* BEGIN *
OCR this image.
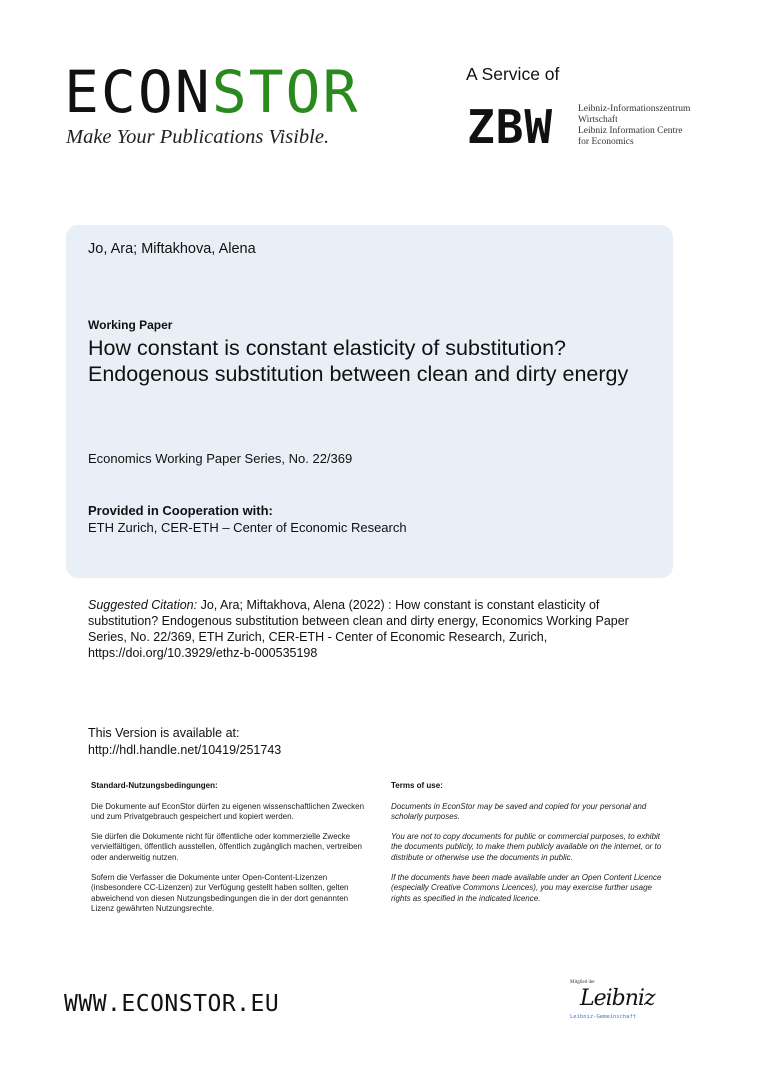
ECONSTOR
Make Your Publications Visible.
A Service of
ZBW	Leibniz-Informationszentrum
Wirtschaft
Leibniz Information Centre
for Economics
Jo, Ara; Miftakhova, Alena
Working Paper
How constant is constant elasticity of substitution? Endogenous substitution between clean and dirty energy
Economics Working Paper Series, No. 22/369
Provided in Cooperation with:
ETH Zurich, CER-ETH – Center of Economic Research
Suggested Citation: Jo, Ara; Miftakhova, Alena (2022) : How constant is constant elasticity of substitution? Endogenous substitution between clean and dirty energy, Economics Working Paper Series, No. 22/369, ETH Zurich, CER-ETH - Center of Economic Research, Zurich, https://doi.org/10.3929/ethz-b-000535198
This Version is available at:
http://hdl.handle.net/10419/251743
Standard-Nutzungsbedingungen:

Die Dokumente auf EconStor dürfen zu eigenen wissenschaftlichen Zwecken und zum Privatgebrauch gespeichert und kopiert werden.

Sie dürfen die Dokumente nicht für öffentliche oder kommerzielle Zwecke vervielfältigen, öffentlich ausstellen, öffentlich zugänglich machen, vertreiben oder anderweitig nutzen.

Sofern die Verfasser die Dokumente unter Open-Content-Lizenzen (insbesondere CC-Lizenzen) zur Verfügung gestellt haben sollten, gelten abweichend von diesen Nutzungsbedingungen die in der dort genannten Lizenz gewährten Nutzungsrechte.

Terms of use:

Documents in EconStor may be saved and copied for your personal and scholarly purposes.

You are not to copy documents for public or commercial purposes, to exhibit the documents publicly, to make them publicly available on the internet, or to distribute or otherwise use the documents in public.

If the documents have been made available under an Open Content Licence (especially Creative Commons Licences), you may exercise further usage rights as specified in the indicated licence.

WWW.ECONSTOR.EU
Mitglied der
Leibniz
Leibniz-Gemeinschaft
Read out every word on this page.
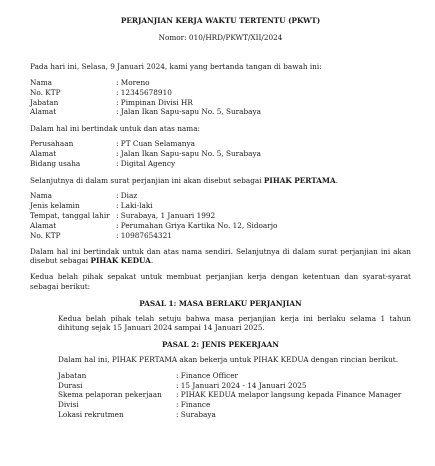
PERJANJIAN KERJA WAKTU TERTENTU (PKWT)
Nomor: 010/HRD/PKWT/XII/2024

Pada hari ini, Selasa, 9 Januari 2024, kami yang bertanda tangan di bawah ini:

Nama	: Moreno
No. KTP	: 12345678910
Jabatan	: Pimpinan Divisi HR
Alamat	: Jalan Ikan Sapu-sapu No. 5, Surabaya

Dalam hal ini bertindak untuk dan atas nama:

Perusahaan	: PT Cuan Selamanya
Alamat	: Jalan Ikan Sapu-sapu No. 5, Surabaya
Bidang usaha	: Digital Agency

Selanjutnya di dalam surat perjanjian ini akan disebut sebagai PIHAK PERTAMA.

Nama	: Diaz
Jenis kelamin	: Laki-laki
Tempat, tanggal lahir	: Surabaya, 1 Januari 1992
Alamat	: Perumahan Griya Kartika No. 12, Sidoarjo
No. KTP	: 10987654321

Dalam hal ini bertindak untuk dan atas nama sendiri. Selanjutnya di dalam surat perjanjian ini akan disebut sebagai PIHAK KEDUA.

Kedua belah pihak sepakat untuk membuat perjanjian kerja dengan ketentuan dan syarat-syarat sebagai berikut:

PASAL 1: MASA BERLAKU PERJANJIAN

Kedua belah pihak telah setuju bahwa masa perjanjian kerja ini berlaku selama 1 tahun dihitung sejak 15 Januari 2024 sampai 14 Januari 2025.

PASAL 2: JENIS PEKERJAAN

Dalam hal ini, PIHAK PERTAMA akan bekerja untuk PIHAK KEDUA dengan rincian berikut.

Jabatan	: Finance Officer
Durasi	: 15 Januari 2024 - 14 Januari 2025
Skema pelaporan pekerjaan	: PIHAK KEDUA melapor langsung kepada Finance Manager
Divisi	: Finance
Lokasi rekrutmen	: Surabaya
* END *
Identify and copy lines that hold the string "Economics".

__Task result__
for Economics
Economics Working Paper Series, No. 22/369
Suggested Citation: Jo, Ara; Miftakhova, Alena (2022) : How constant is constant elasticity of substitution? Endogenous substitution between clean and dirty energy, Economics Working Paper Series, No. 22/369, ETH Zurich, CER-ETH - Center of Economic Research, Zurich, https://doi.org/10.3929/ethz-b-000535198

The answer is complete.